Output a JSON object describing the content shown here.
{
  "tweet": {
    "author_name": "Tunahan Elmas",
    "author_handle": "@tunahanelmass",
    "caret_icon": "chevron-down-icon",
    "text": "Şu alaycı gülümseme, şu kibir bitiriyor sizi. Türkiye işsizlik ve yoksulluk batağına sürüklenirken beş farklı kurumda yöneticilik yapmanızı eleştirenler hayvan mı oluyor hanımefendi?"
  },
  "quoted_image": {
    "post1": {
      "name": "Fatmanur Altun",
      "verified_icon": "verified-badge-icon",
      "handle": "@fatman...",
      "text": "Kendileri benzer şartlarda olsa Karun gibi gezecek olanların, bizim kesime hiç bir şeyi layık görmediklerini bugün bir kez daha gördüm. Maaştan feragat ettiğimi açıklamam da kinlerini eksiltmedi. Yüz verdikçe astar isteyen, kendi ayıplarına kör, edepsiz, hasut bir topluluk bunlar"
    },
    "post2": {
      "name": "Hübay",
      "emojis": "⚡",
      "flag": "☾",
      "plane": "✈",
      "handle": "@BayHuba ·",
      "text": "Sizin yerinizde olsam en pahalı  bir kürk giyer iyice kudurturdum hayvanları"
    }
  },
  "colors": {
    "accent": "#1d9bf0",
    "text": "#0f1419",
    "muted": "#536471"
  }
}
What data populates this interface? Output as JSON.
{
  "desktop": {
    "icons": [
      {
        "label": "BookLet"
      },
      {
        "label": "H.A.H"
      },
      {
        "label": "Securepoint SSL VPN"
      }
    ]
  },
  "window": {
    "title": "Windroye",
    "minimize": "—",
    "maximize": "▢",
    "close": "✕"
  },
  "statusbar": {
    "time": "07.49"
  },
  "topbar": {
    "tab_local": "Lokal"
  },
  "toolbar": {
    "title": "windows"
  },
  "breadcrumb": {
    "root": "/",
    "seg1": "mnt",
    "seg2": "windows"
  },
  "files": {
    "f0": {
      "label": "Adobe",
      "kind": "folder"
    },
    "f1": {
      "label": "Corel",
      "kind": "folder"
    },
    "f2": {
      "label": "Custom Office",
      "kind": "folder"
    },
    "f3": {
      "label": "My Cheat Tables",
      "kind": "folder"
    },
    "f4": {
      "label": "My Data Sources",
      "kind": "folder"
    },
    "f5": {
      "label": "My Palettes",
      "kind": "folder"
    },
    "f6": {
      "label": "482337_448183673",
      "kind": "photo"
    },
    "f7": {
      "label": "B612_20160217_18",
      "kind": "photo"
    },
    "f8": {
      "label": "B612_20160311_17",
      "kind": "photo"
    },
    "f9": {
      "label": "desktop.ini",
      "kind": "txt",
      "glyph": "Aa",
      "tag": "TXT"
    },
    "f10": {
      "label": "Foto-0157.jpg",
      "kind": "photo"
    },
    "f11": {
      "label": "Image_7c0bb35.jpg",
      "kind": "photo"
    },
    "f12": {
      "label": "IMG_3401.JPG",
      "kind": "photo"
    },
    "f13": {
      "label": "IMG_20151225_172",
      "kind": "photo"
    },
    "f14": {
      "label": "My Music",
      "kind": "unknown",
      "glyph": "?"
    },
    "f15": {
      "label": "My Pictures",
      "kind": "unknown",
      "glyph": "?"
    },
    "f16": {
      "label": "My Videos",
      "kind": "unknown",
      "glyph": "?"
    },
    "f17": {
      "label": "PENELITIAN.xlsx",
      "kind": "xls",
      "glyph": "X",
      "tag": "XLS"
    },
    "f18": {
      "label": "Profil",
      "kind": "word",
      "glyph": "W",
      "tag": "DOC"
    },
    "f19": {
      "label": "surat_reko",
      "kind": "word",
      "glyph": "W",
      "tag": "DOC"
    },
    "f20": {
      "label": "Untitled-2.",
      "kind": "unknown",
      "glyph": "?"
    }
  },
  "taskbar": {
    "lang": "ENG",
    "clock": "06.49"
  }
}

#### [What is required]
Emit the full listing verbatim.

#### [Result for this exercise]
Output a JSON object describing the content shown here.
{
  "tweet": {
    "author_name": "Tunahan Elmas",
    "author_handle": "@tunahanelmass",
    "caret_icon": "chevron-down-icon",
    "text": "Şu alaycı gülümseme, şu kibir bitiriyor sizi. Türkiye işsizlik ve yoksulluk batağına sürüklenirken beş farklı kurumda yöneticilik yapmanızı eleştirenler hayvan mı oluyor hanımefendi?"
  },
  "quoted_image": {
    "post1": {
      "name": "Fatmanur Altun",
      "verified_icon": "verified-badge-icon",
      "handle": "@fatman...",
      "text": "Kendileri benzer şartlarda olsa Karun gibi gezecek olanların, bizim kesime hiç bir şeyi layık görmediklerini bugün bir kez daha gördüm. Maaştan feragat ettiğimi açıklamam da kinlerini eksiltmedi. Yüz verdikçe astar isteyen, kendi ayıplarına kör, edepsiz, hasut bir topluluk bunlar"
    },
    "post2": {
      "name": "Hübay",
      "emojis": "⚡",
      "flag": "☾",
      "plane": "✈",
      "handle": "@BayHuba ·",
      "text": "Sizin yerinizde olsam en pahalı  bir kürk giyer iyice kudurturdum hayvanları"
    }
  },
  "colors": {
    "accent": "#1d9bf0",
    "text": "#0f1419",
    "muted": "#536471"
  }
}
What data populates this interface? Output as JSON.
{
  "desktop": {
    "icons": [
      {
        "label": "BookLet"
      },
      {
        "label": "H.A.H"
      },
      {
        "label": "Securepoint SSL VPN"
      }
    ]
  },
  "window": {
    "title": "Windroye",
    "minimize": "—",
    "maximize": "▢",
    "close": "✕"
  },
  "statusbar": {
    "time": "07.49"
  },
  "topbar": {
    "tab_local": "Lokal"
  },
  "toolbar": {
    "title": "windows"
  },
  "breadcrumb": {
    "root": "/",
    "seg1": "mnt",
    "seg2": "windows"
  },
  "files": {
    "f0": {
      "label": "Adobe",
      "kind": "folder"
    },
    "f1": {
      "label": "Corel",
      "kind": "folder"
    },
    "f2": {
      "label": "Custom Office",
      "kind": "folder"
    },
    "f3": {
      "label": "My Cheat Tables",
      "kind": "folder"
    },
    "f4": {
      "label": "My Data Sources",
      "kind": "folder"
    },
    "f5": {
      "label": "My Palettes",
      "kind": "folder"
    },
    "f6": {
      "label": "482337_448183673",
      "kind": "photo"
    },
    "f7": {
      "label": "B612_20160217_18",
      "kind": "photo"
    },
    "f8": {
      "label": "B612_20160311_17",
      "kind": "photo"
    },
    "f9": {
      "label": "desktop.ini",
      "kind": "txt",
      "glyph": "Aa",
      "tag": "TXT"
    },
    "f10": {
      "label": "Foto-0157.jpg",
      "kind": "photo"
    },
    "f11": {
      "label": "Image_7c0bb35.jpg",
      "kind": "photo"
    },
    "f12": {
      "label": "IMG_3401.JPG",
      "kind": "photo"
    },
    "f13": {
      "label": "IMG_20151225_172",
      "kind": "photo"
    },
    "f14": {
      "label": "My Music",
      "kind": "unknown",
      "glyph": "?"
    },
    "f15": {
      "label": "My Pictures",
      "kind": "unknown",
      "glyph": "?"
    },
    "f16": {
      "label": "My Videos",
      "kind": "unknown",
      "glyph": "?"
    },
    "f17": {
      "label": "PENELITIAN.xlsx",
      "kind": "xls",
      "glyph": "X",
      "tag": "XLS"
    },
    "f18": {
      "label": "Profil",
      "kind": "word",
      "glyph": "W",
      "tag": "DOC"
    },
    "f19": {
      "label": "surat_reko",
      "kind": "word",
      "glyph": "W",
      "tag": "DOC"
    },
    "f20": {
      "label": "Untitled-2.",
      "kind": "unknown",
      "glyph": "?"
    }
  },
  "taskbar": {
    "lang": "ENG",
    "clock": "06.49"
  }
}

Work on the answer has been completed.